PROBLEM TO SOLVE
Print out every line, exactly as written.

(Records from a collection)
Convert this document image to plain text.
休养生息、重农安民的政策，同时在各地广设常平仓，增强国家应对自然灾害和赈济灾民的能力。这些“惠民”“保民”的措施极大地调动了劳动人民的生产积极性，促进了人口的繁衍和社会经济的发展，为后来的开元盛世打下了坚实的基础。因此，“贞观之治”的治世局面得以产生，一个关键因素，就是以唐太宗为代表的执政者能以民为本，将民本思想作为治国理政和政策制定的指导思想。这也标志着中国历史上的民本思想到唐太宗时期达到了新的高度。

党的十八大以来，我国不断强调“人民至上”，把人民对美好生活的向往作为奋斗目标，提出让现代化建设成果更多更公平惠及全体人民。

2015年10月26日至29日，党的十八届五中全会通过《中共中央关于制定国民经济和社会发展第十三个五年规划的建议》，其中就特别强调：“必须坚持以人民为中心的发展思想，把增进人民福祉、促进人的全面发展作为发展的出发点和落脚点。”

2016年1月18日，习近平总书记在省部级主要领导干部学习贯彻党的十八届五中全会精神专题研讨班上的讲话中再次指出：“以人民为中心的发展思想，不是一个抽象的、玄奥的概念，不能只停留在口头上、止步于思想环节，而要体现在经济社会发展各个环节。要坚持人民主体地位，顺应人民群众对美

RESULT OF THE TASK
Convert this document image to plain text.
休养生息、重农安民的政策，同时在各地广设常平仓，增强国家应对自然灾害和赈济灾民的能力。这些“惠民”“保民”的措施极大地调动了劳动人民的生产积极性，促进了人口的繁衍和社会经济的发展，为后来的开元盛世打下了坚实的基础。因此，“贞观之治”的治世局面得以产生，一个关键因素，就是以唐太宗为代表的执政者能以民为本，将民本思想作为治国理政和政策制定的指导思想。这也标志着中国历史上的民本思想到唐太宗时期达到了新的高度。

党的十八大以来，我国不断强调“人民至上”，把人民对美好生活的向往作为奋斗目标，提出让现代化建设成果更多更公平惠及全体人民。

2015年10月26日至29日，党的十八届五中全会通过《中共中央关于制定国民经济和社会发展第十三个五年规划的建议》，其中就特别强调：“必须坚持以人民为中心的发展思想，把增进人民福祉、促进人的全面发展作为发展的出发点和落脚点。”

2016年1月18日，习近平总书记在省部级主要领导干部学习贯彻党的十八届五中全会精神专题研讨班上的讲话中再次指出：“以人民为中心的发展思想，不是一个抽象的、玄奥的概念，不能只停留在口头上、止步于思想环节，而要体现在经济社会发展各个环节。要坚持人民主体地位，顺应人民群众对美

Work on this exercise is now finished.